• **EXERCISE AIM**
The expected response is the full set of records, unchanged.

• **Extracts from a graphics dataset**
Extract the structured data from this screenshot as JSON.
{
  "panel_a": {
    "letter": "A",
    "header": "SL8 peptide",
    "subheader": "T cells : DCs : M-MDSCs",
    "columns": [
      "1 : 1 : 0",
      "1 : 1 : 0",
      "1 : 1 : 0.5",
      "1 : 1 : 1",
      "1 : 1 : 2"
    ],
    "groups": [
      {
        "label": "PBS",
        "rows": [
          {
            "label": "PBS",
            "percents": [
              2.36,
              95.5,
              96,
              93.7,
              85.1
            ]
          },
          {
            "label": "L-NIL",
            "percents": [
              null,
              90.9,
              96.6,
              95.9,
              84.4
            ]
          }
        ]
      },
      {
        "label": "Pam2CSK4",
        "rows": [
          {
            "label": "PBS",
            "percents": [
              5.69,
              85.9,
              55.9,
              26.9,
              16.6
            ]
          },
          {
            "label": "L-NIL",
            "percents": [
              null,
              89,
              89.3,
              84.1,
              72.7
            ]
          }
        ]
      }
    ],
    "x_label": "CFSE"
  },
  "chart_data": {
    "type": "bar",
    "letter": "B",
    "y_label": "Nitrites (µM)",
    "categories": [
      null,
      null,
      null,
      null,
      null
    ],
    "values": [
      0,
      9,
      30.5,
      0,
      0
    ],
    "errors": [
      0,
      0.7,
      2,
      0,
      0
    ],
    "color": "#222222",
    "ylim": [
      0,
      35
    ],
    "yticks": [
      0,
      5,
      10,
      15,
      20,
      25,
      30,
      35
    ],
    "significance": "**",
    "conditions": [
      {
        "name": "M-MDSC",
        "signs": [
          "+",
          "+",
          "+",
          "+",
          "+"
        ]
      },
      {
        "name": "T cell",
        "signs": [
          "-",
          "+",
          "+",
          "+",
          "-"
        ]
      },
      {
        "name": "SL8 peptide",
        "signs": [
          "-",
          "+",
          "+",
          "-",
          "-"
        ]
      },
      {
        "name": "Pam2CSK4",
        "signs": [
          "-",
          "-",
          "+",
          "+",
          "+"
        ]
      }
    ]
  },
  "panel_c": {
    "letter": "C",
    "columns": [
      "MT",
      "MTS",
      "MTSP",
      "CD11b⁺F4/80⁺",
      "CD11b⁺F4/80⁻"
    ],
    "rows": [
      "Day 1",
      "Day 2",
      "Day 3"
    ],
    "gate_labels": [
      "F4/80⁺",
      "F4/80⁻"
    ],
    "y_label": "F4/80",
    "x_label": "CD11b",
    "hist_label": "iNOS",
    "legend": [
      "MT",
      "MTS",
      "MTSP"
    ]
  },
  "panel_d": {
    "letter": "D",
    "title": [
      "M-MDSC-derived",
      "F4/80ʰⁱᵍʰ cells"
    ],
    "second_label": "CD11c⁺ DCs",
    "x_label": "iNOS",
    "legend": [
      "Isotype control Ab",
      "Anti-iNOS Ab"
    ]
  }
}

• **RESULT FOR THIS TASK**
Extract the structured data from this screenshot as JSON.
{
  "panel_a": {
    "letter": "A",
    "header": "SL8 peptide",
    "subheader": "T cells : DCs : M-MDSCs",
    "columns": [
      "1 : 1 : 0",
      "1 : 1 : 0",
      "1 : 1 : 0.5",
      "1 : 1 : 1",
      "1 : 1 : 2"
    ],
    "groups": [
      {
        "label": "PBS",
        "rows": [
          {
            "label": "PBS",
            "percents": [
              2.36,
              95.5,
              96,
              93.7,
              85.1
            ]
          },
          {
            "label": "L-NIL",
            "percents": [
              null,
              90.9,
              96.6,
              95.9,
              84.4
            ]
          }
        ]
      },
      {
        "label": "Pam2CSK4",
        "rows": [
          {
            "label": "PBS",
            "percents": [
              5.69,
              85.9,
              55.9,
              26.9,
              16.6
            ]
          },
          {
            "label": "L-NIL",
            "percents": [
              null,
              89,
              89.3,
              84.1,
              72.7
            ]
          }
        ]
      }
    ],
    "x_label": "CFSE"
  },
  "chart_data": {
    "type": "bar",
    "letter": "B",
    "y_label": "Nitrites (µM)",
    "categories": [
      null,
      null,
      null,
      null,
      null
    ],
    "values": [
      0,
      9,
      30.5,
      0,
      0
    ],
    "errors": [
      0,
      0.7,
      2,
      0,
      0
    ],
    "color": "#222222",
    "ylim": [
      0,
      35
    ],
    "yticks": [
      0,
      5,
      10,
      15,
      20,
      25,
      30,
      35
    ],
    "significance": "**",
    "conditions": [
      {
        "name": "M-MDSC",
        "signs": [
          "+",
          "+",
          "+",
          "+",
          "+"
        ]
      },
      {
        "name": "T cell",
        "signs": [
          "-",
          "+",
          "+",
          "+",
          "-"
        ]
      },
      {
        "name": "SL8 peptide",
        "signs": [
          "-",
          "+",
          "+",
          "-",
          "-"
        ]
      },
      {
        "name": "Pam2CSK4",
        "signs": [
          "-",
          "-",
          "+",
          "+",
          "+"
        ]
      }
    ]
  },
  "panel_c": {
    "letter": "C",
    "columns": [
      "MT",
      "MTS",
      "MTSP",
      "CD11b⁺F4/80⁺",
      "CD11b⁺F4/80⁻"
    ],
    "rows": [
      "Day 1",
      "Day 2",
      "Day 3"
    ],
    "gate_labels": [
      "F4/80⁺",
      "F4/80⁻"
    ],
    "y_label": "F4/80",
    "x_label": "CD11b",
    "hist_label": "iNOS",
    "legend": [
      "MT",
      "MTS",
      "MTSP"
    ]
  },
  "panel_d": {
    "letter": "D",
    "title": [
      "M-MDSC-derived",
      "F4/80ʰⁱᵍʰ cells"
    ],
    "second_label": "CD11c⁺ DCs",
    "x_label": "iNOS",
    "legend": [
      "Isotype control Ab",
      "Anti-iNOS Ab"
    ]
  }
}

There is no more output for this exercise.